— begin Source records —
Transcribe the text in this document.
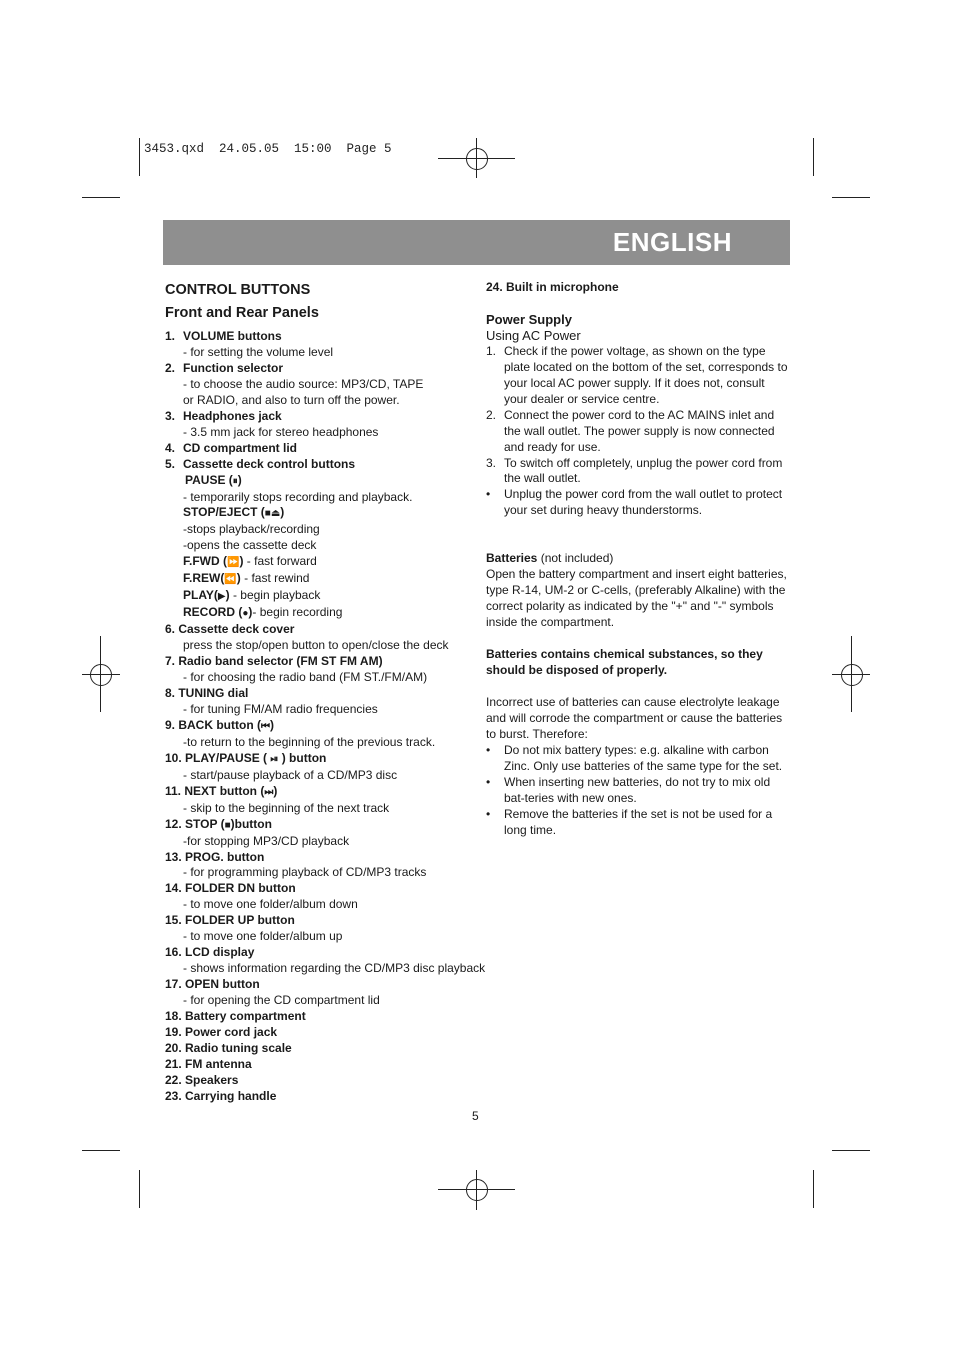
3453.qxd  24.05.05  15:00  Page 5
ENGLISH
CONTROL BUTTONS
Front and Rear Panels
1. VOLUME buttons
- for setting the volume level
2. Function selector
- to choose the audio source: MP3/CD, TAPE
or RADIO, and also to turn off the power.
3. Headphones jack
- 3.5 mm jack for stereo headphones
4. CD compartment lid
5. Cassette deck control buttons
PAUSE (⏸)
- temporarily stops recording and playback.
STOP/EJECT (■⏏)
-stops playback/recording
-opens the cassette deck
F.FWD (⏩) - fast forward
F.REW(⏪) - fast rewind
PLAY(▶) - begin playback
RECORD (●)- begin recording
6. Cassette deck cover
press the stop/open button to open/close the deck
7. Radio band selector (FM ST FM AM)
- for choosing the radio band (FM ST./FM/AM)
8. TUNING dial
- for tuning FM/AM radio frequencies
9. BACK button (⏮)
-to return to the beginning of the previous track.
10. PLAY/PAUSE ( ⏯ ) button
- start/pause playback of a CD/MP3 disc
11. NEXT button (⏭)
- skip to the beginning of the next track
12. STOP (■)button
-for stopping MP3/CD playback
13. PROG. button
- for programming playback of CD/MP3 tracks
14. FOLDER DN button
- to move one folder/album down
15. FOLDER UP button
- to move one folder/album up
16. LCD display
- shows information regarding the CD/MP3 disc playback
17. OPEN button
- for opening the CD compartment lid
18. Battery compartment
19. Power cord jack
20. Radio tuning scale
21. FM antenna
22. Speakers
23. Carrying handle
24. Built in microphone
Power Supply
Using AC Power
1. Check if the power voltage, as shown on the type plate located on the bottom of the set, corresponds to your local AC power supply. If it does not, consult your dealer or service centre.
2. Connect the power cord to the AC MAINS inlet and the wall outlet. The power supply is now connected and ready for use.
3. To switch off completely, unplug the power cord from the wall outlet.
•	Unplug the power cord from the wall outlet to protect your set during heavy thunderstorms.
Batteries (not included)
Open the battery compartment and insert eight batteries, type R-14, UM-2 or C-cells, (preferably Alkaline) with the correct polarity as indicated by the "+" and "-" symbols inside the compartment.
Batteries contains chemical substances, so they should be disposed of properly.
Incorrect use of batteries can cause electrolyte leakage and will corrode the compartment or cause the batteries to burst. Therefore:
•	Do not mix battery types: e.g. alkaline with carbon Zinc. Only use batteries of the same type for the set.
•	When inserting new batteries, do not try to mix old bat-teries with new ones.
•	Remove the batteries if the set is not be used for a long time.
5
— end Source records —
Aim of the task:
In the listing, find every line with the word "deck" and state how many there are, nothing more.

The response:
4